**EXTRACTED DATA**

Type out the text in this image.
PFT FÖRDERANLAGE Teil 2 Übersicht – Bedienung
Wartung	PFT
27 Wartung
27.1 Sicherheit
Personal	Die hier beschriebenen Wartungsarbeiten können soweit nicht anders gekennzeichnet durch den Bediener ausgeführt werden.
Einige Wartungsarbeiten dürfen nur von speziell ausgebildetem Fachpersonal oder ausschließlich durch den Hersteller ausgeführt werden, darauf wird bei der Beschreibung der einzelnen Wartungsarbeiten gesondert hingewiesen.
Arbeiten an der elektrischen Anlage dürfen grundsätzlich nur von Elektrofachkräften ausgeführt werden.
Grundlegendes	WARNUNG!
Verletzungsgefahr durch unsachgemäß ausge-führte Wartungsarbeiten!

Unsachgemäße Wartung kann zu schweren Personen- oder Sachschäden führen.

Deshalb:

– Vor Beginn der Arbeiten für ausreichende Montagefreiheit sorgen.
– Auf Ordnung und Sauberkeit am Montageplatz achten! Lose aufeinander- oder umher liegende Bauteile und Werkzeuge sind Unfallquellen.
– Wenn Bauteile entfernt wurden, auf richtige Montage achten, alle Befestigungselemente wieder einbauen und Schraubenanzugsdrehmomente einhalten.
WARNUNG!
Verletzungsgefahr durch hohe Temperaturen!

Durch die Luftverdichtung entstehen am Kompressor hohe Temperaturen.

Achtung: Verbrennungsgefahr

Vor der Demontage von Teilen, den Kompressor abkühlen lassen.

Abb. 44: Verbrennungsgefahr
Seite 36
...
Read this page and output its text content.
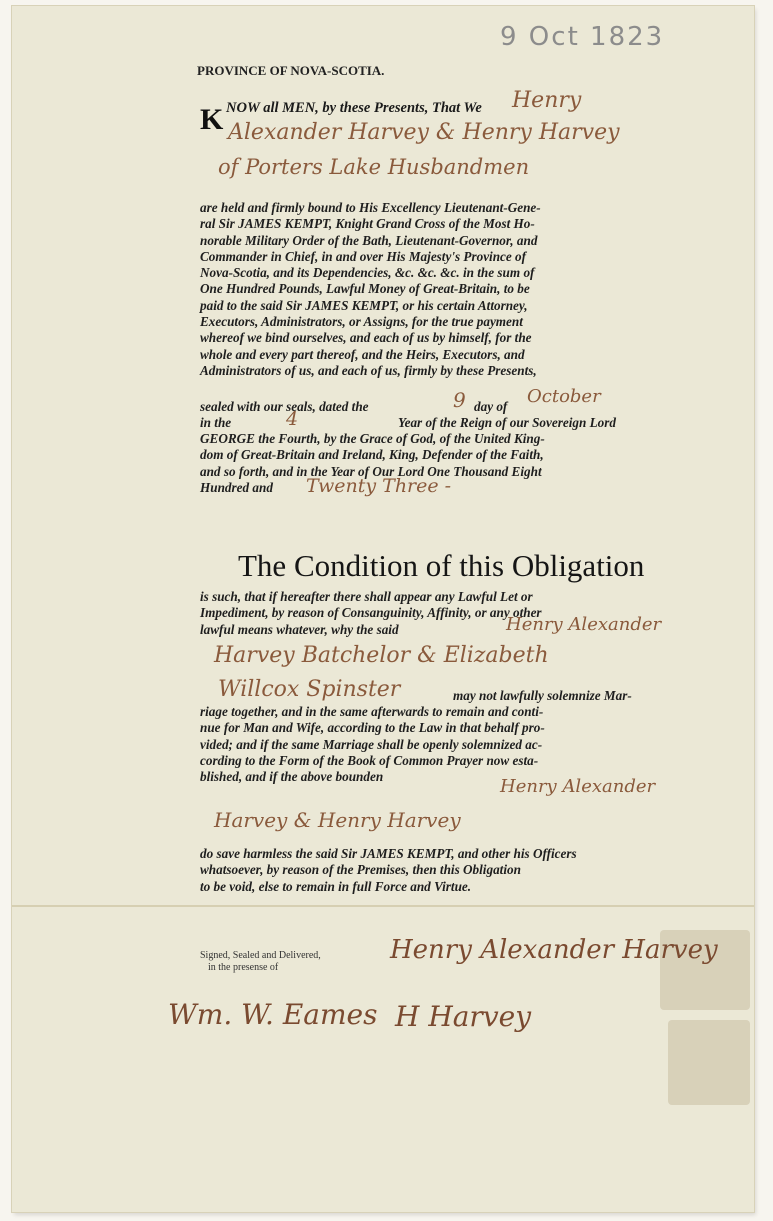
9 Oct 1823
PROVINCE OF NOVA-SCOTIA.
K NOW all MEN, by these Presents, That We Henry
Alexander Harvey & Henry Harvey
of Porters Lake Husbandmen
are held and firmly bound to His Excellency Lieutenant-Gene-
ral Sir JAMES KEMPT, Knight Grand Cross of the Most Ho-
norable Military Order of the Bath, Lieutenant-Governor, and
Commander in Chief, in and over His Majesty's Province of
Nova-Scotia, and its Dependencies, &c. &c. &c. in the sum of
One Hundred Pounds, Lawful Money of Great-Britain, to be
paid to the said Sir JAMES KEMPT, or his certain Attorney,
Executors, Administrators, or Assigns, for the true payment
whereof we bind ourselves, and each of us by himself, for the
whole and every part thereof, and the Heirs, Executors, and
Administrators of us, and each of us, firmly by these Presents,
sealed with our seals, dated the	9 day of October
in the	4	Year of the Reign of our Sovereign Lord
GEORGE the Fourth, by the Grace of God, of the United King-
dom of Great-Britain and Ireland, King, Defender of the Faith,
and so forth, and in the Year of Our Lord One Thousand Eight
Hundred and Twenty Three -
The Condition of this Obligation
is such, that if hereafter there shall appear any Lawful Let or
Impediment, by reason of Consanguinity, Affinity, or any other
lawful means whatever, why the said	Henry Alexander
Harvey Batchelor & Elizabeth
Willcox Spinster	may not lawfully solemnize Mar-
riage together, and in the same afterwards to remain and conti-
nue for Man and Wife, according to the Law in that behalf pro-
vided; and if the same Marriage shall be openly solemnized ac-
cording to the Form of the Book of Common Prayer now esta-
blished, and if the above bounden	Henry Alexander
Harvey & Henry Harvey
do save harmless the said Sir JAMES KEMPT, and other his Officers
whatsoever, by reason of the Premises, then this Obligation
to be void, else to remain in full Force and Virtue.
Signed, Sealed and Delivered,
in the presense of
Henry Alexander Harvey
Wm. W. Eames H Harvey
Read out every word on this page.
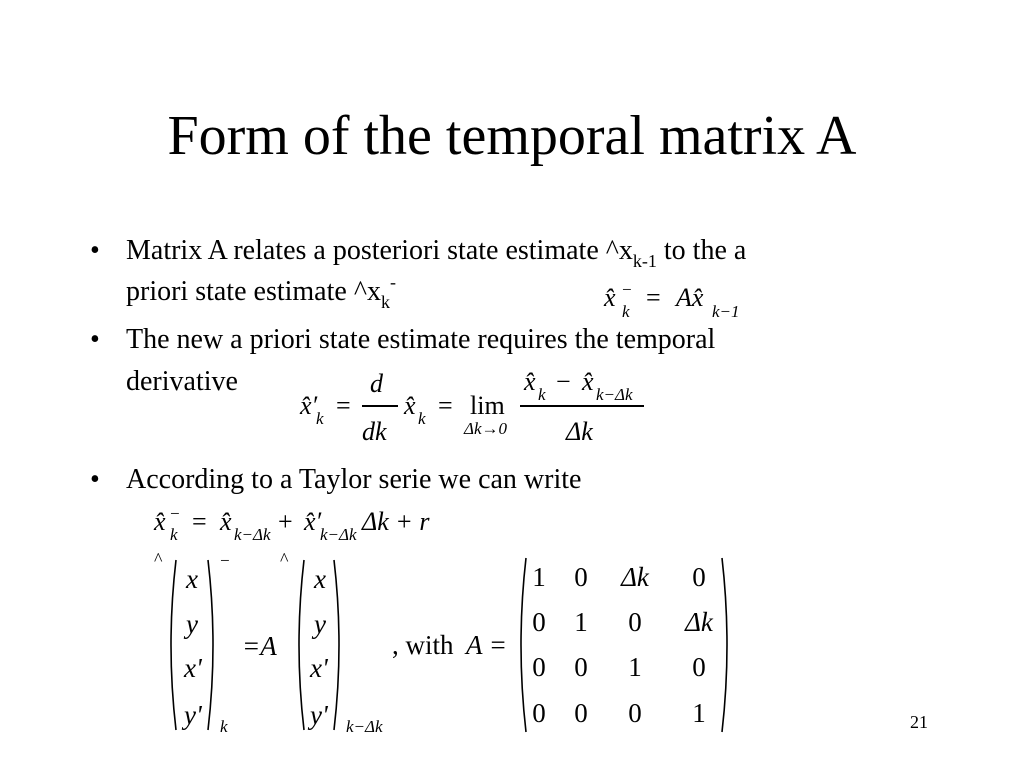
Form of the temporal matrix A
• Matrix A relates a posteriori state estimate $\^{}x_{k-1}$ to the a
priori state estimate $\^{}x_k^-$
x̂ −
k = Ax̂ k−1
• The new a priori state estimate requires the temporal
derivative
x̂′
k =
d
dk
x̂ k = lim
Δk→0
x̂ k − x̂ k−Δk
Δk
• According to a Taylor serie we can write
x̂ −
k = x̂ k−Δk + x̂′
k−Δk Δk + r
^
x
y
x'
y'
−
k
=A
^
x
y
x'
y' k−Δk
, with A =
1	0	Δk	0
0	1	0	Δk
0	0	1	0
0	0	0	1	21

**WHAT IS EXPECTED**
Make a copy of each line that contains the string "KEMPT".

**SOLVED PROBLEM**
ral Sir JAMES KEMPT, Knight Grand Cross of the Most Ho-
paid to the said Sir JAMES KEMPT, or his certain Attorney,
do save harmless the said Sir JAMES KEMPT, and other his Officers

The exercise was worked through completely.